**EXERCISE PROMPT**
Copy out every row below word for word, omitting the pictures.

■ ■ ■ ■ ■ ■ ■

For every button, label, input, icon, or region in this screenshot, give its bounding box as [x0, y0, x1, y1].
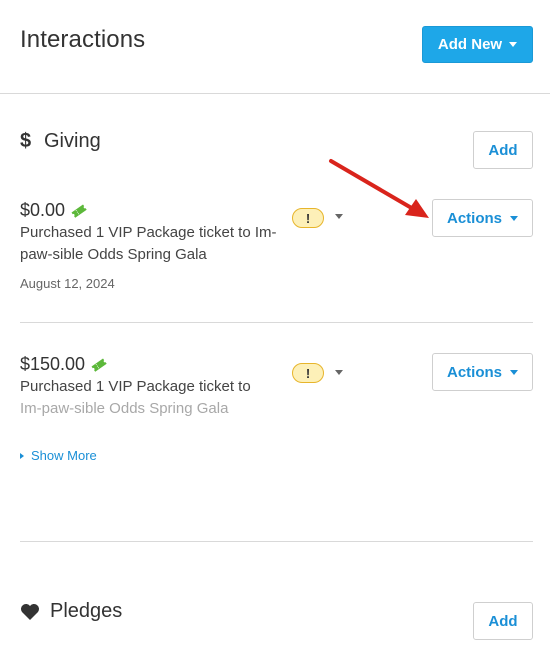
chevron-down-icon: [509, 42, 518, 47]
add-giving-button[interactable]: Add: [473, 131, 533, 169]
actions-button[interactable]: Actions: [432, 199, 533, 237]
actions-button[interactable]: Actions: [432, 353, 533, 391]
add-giving-label: Add: [488, 141, 518, 159]
chevron-down-icon[interactable]: [335, 370, 343, 375]
amount-value: $0.00: [20, 200, 66, 220]
giving-item-description: Purchased 1 VIP Package ticket to Im-paw…: [20, 224, 277, 263]
ticket-icon: [71, 204, 87, 218]
interactions-header: Interactions Add New: [0, 0, 550, 94]
add-pledges-label: Add: [488, 612, 518, 630]
warning-badge[interactable]: !: [292, 363, 324, 383]
chevron-down-icon: [510, 369, 518, 375]
pledges-section-heading: Pledges: [20, 600, 122, 623]
description-line: Purchased 1 VIP Package ticket to: [20, 378, 251, 395]
pledges-title: Pledges: [50, 600, 123, 622]
description-line-faded: Im-paw-sible Odds Spring Gala: [20, 400, 229, 417]
warning-badge[interactable]: !: [292, 208, 324, 228]
giving-title: Giving: [44, 130, 101, 152]
chevron-down-icon: [510, 215, 518, 221]
add-new-button[interactable]: Add New: [422, 26, 533, 63]
giving-item-amount: $0.00: [20, 200, 87, 221]
divider: [20, 541, 533, 542]
giving-section-heading: $ Giving: [20, 130, 101, 153]
heart-icon: [21, 603, 39, 620]
add-new-label: Add New: [437, 36, 503, 53]
giving-item-date: August 12, 2024: [20, 276, 115, 291]
dollar-icon: $: [20, 130, 32, 152]
chevron-right-icon: [20, 452, 24, 459]
show-more-label: Show More: [31, 448, 97, 463]
ticket-icon: [91, 358, 107, 372]
chevron-down-icon[interactable]: [335, 214, 343, 219]
actions-label: Actions: [446, 363, 502, 381]
giving-item-amount: $150.00: [20, 354, 107, 375]
show-more-link[interactable]: Show More: [20, 448, 97, 463]
actions-label: Actions: [446, 209, 502, 227]
add-pledges-button[interactable]: Add: [473, 602, 533, 640]
giving-item-description: Purchased 1 VIP Package ticket to Im-paw…: [20, 376, 280, 420]
amount-value: $150.00: [20, 354, 86, 374]
page-title: Interactions: [20, 26, 146, 53]
divider: [20, 322, 533, 323]
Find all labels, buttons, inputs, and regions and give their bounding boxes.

■ ■ ■ ■ ■ ■ ■

**REPLY**
For every button, label, input, icon, or region in this screenshot, give its bounding box as [x0, y0, x1, y1].
chevron-down-icon: [509, 42, 518, 47]
add-giving-button[interactable]: Add: [473, 131, 533, 169]
actions-button[interactable]: Actions: [432, 199, 533, 237]
actions-button[interactable]: Actions: [432, 353, 533, 391]
add-giving-label: Add: [488, 141, 518, 159]
chevron-down-icon[interactable]: [335, 370, 343, 375]
amount-value: $0.00: [20, 200, 66, 220]
giving-item-description: Purchased 1 VIP Package ticket to Im-paw…: [20, 224, 277, 263]
ticket-icon: [71, 204, 87, 218]
interactions-header: Interactions Add New: [0, 0, 550, 94]
add-pledges-label: Add: [488, 612, 518, 630]
warning-badge[interactable]: !: [292, 363, 324, 383]
chevron-down-icon: [510, 369, 518, 375]
pledges-section-heading: Pledges: [20, 600, 122, 623]
description-line: Purchased 1 VIP Package ticket to: [20, 378, 251, 395]
pledges-title: Pledges: [50, 600, 123, 622]
description-line-faded: Im-paw-sible Odds Spring Gala: [20, 400, 229, 417]
warning-badge[interactable]: !: [292, 208, 324, 228]
giving-title: Giving: [44, 130, 101, 152]
chevron-down-icon: [510, 215, 518, 221]
add-new-button[interactable]: Add New: [422, 26, 533, 63]
giving-item-amount: $0.00: [20, 200, 87, 221]
divider: [20, 541, 533, 542]
giving-section-heading: $ Giving: [20, 130, 101, 153]
heart-icon: [21, 603, 39, 620]
add-new-label: Add New: [437, 36, 503, 53]
giving-item-date: August 12, 2024: [20, 276, 115, 291]
dollar-icon: $: [20, 130, 32, 152]
chevron-right-icon: [20, 452, 24, 459]
show-more-label: Show More: [31, 448, 97, 463]
ticket-icon: [91, 358, 107, 372]
chevron-down-icon[interactable]: [335, 214, 343, 219]
actions-label: Actions: [446, 363, 502, 381]
giving-item-amount: $150.00: [20, 354, 107, 375]
show-more-link[interactable]: Show More: [20, 448, 97, 463]
actions-label: Actions: [446, 209, 502, 227]
add-pledges-button[interactable]: Add: [473, 602, 533, 640]
giving-item-description: Purchased 1 VIP Package ticket to Im-paw…: [20, 376, 280, 420]
amount-value: $150.00: [20, 354, 86, 374]
page-title: Interactions: [20, 26, 146, 53]
divider: [20, 322, 533, 323]
Find all labels, buttons, inputs, and regions and give their bounding boxes.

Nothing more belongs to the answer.